- _Data entries_:
+-------+

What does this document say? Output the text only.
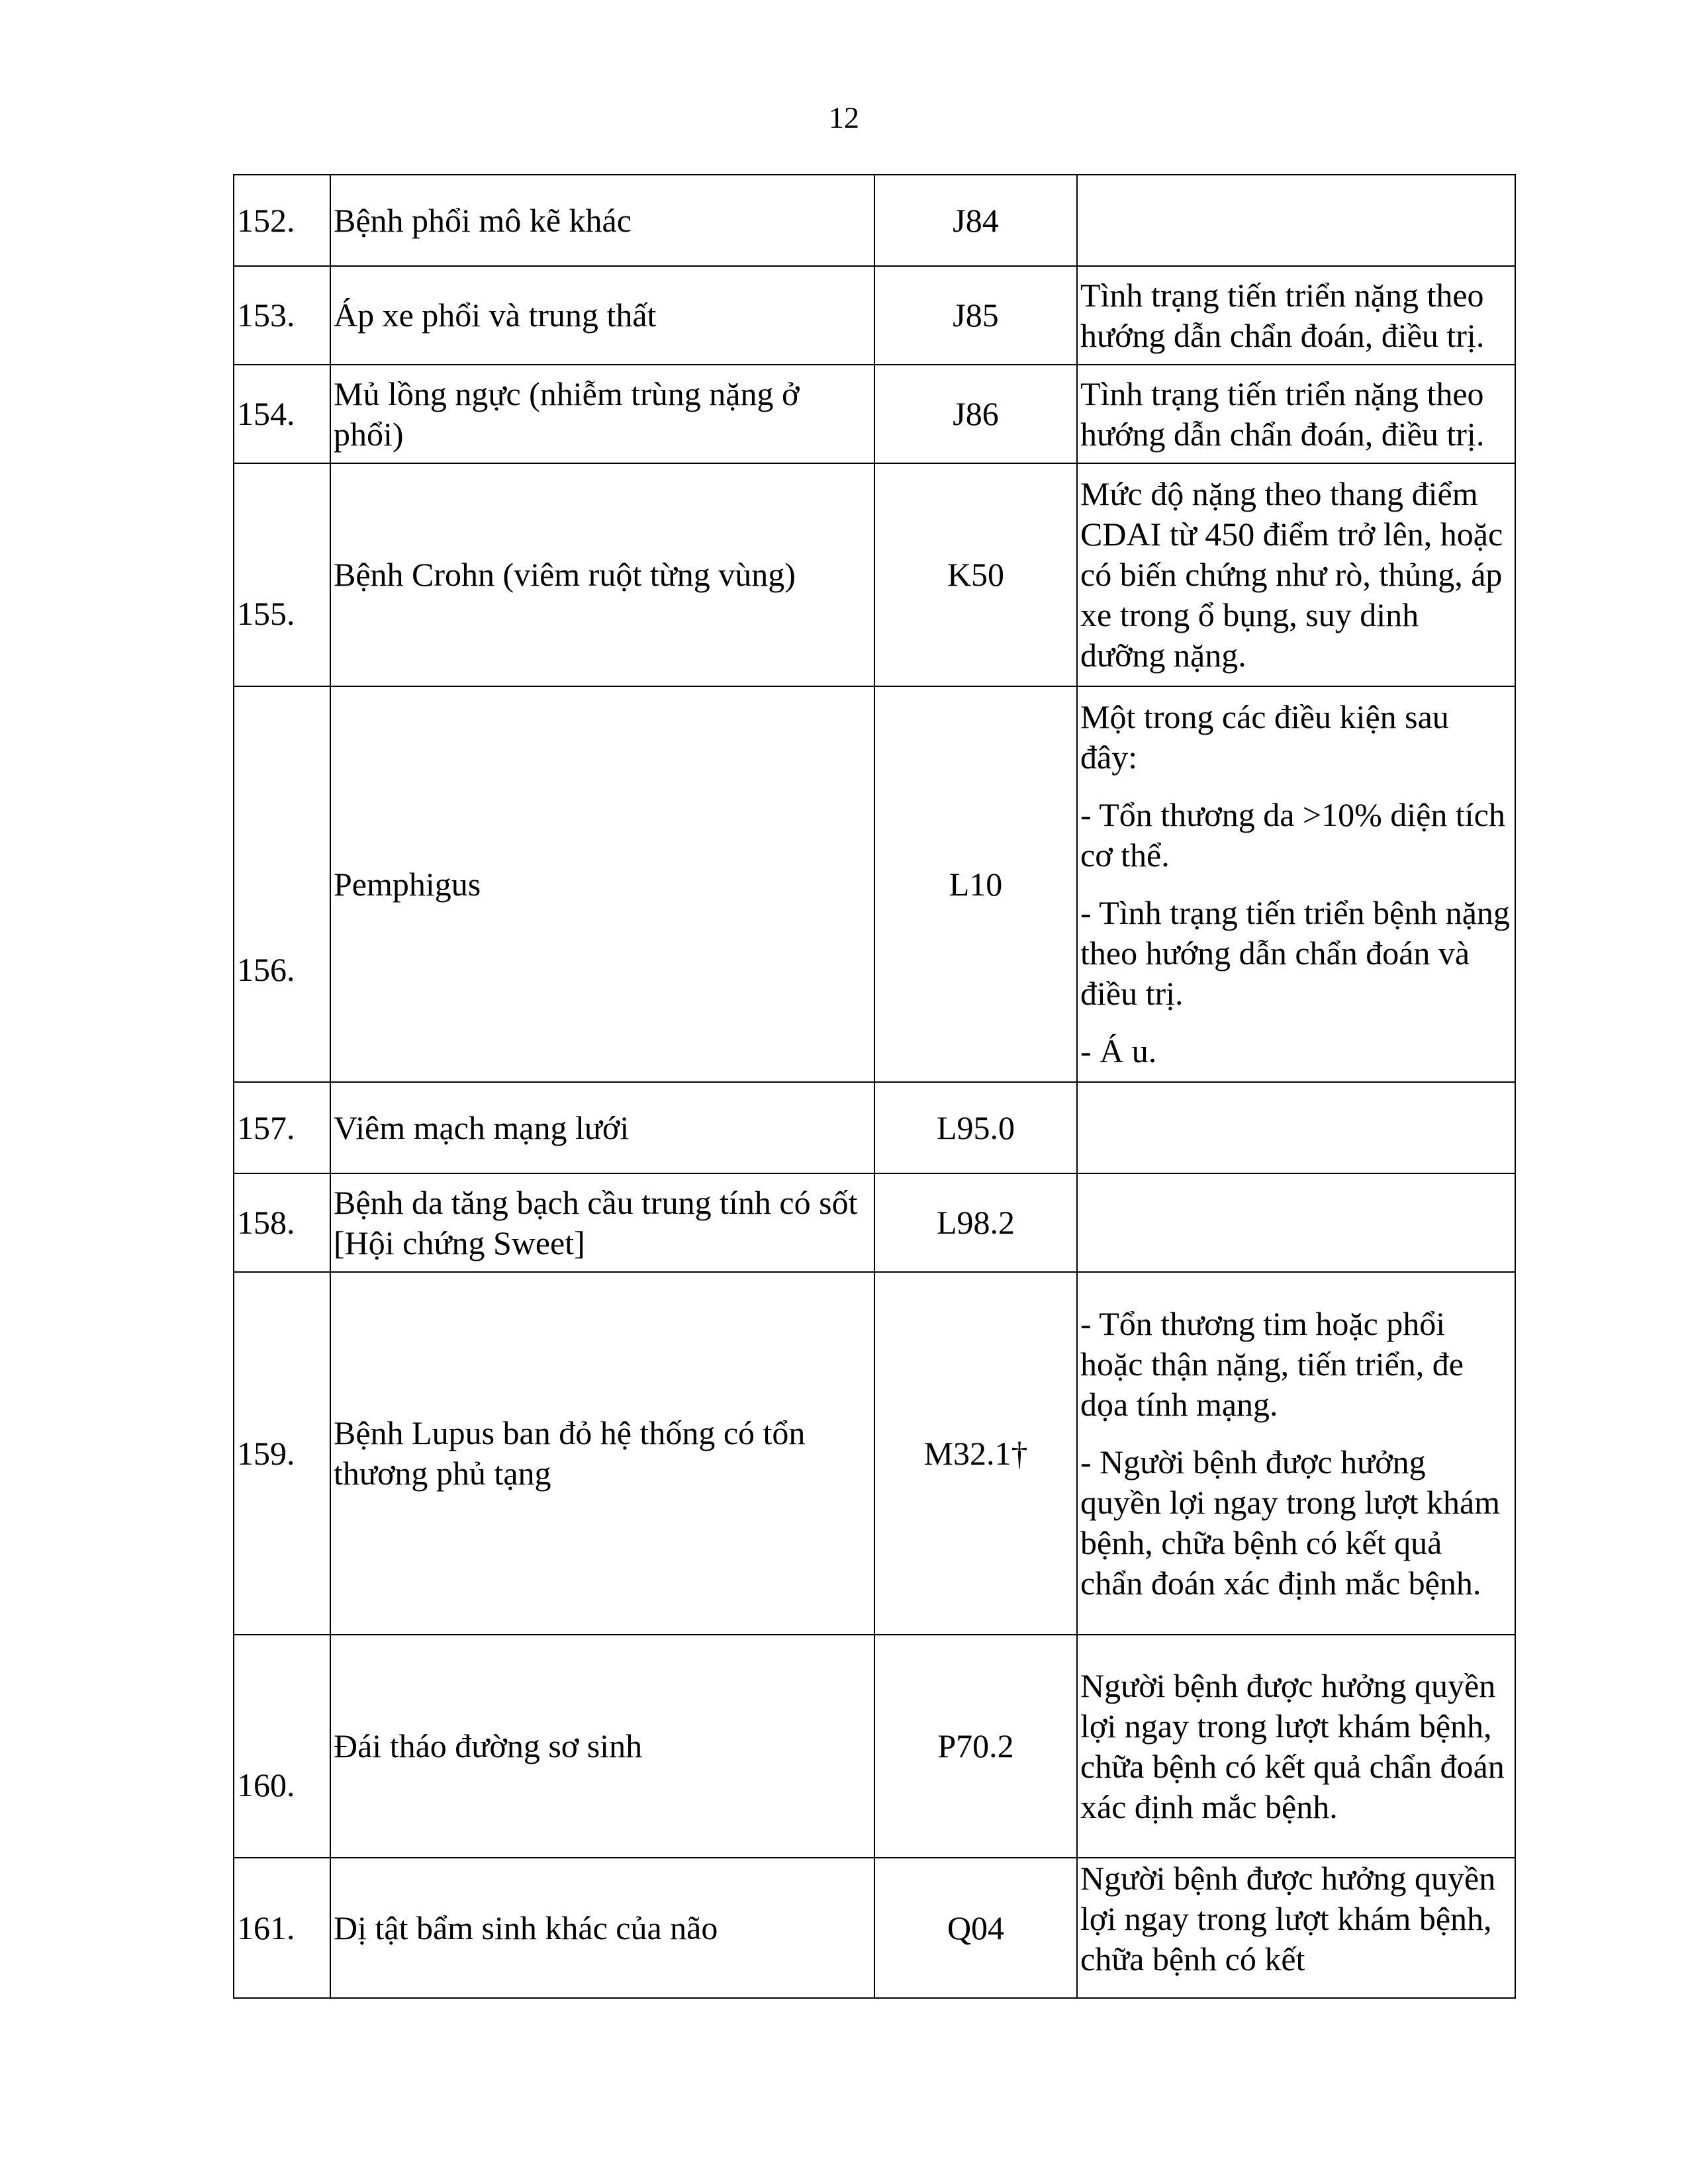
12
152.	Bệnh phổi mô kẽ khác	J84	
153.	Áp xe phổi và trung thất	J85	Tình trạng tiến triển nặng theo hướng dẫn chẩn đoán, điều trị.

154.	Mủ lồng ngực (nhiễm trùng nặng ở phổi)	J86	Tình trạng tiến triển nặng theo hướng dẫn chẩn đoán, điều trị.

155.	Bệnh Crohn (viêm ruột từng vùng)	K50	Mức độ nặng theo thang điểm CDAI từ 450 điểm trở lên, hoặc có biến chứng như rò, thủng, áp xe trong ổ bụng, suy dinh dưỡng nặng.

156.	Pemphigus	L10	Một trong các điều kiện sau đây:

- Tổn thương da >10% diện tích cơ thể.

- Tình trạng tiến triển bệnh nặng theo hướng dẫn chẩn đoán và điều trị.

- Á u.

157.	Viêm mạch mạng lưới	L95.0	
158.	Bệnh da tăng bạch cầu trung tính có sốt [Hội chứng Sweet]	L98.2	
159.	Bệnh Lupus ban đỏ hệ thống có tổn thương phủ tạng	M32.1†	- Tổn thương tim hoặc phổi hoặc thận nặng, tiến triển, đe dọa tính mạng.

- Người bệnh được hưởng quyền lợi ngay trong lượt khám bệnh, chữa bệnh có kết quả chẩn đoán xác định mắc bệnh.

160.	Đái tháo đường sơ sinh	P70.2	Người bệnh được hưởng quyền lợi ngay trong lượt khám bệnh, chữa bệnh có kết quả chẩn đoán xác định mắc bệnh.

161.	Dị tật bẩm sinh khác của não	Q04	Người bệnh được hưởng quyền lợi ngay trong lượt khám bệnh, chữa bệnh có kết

+-------+

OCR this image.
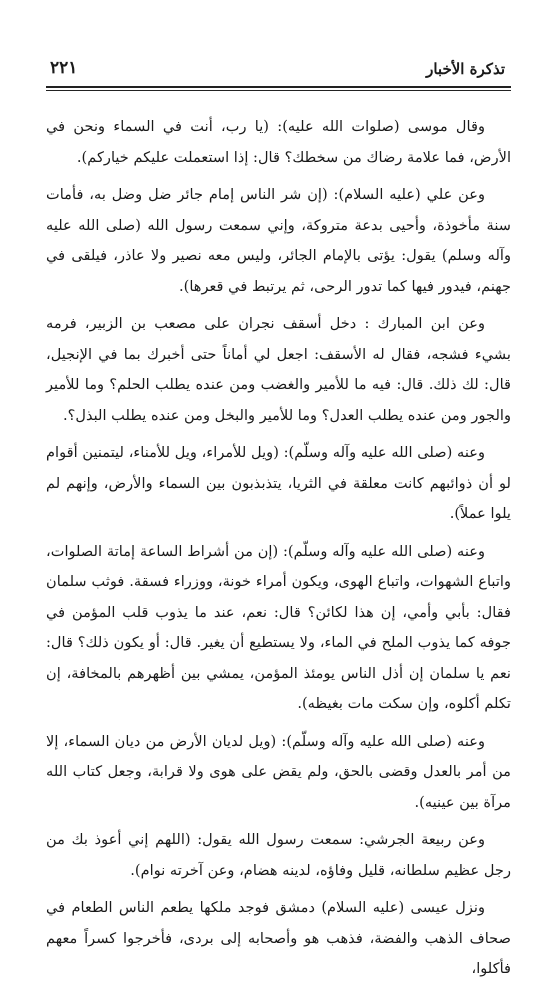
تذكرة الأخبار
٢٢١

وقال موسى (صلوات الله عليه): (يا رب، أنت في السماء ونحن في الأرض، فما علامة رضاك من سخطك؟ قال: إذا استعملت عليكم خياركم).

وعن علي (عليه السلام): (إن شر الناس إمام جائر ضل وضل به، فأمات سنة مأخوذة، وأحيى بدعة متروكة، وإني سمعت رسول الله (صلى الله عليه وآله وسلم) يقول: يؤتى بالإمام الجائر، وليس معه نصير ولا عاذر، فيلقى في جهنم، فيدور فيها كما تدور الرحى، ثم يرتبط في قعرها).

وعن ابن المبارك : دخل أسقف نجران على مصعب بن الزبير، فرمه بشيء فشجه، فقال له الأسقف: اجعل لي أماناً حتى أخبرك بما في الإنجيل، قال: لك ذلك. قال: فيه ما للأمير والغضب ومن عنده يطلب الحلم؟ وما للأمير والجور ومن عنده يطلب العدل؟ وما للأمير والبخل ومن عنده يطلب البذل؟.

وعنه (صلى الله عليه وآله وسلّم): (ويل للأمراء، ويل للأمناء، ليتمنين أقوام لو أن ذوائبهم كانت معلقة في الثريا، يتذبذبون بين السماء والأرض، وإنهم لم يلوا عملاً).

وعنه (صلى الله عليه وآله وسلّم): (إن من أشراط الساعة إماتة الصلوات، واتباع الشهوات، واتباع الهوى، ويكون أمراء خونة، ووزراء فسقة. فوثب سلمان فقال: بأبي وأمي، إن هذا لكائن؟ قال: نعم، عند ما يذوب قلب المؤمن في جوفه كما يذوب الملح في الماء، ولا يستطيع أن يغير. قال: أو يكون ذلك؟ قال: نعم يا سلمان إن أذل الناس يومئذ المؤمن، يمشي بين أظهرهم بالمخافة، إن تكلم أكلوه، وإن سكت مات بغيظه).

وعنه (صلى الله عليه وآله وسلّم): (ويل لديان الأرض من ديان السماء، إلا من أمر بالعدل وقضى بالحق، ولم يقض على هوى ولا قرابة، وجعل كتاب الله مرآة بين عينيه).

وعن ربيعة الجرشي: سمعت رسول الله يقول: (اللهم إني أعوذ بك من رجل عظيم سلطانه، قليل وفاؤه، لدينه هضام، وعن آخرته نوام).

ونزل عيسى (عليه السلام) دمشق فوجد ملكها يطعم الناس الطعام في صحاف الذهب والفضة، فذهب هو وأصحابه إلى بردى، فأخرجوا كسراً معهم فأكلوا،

+-------+

- _Directive_: Only the number is wanted: how many lines of the data contain the word "triển"?

- _Answer to the exercise_: 4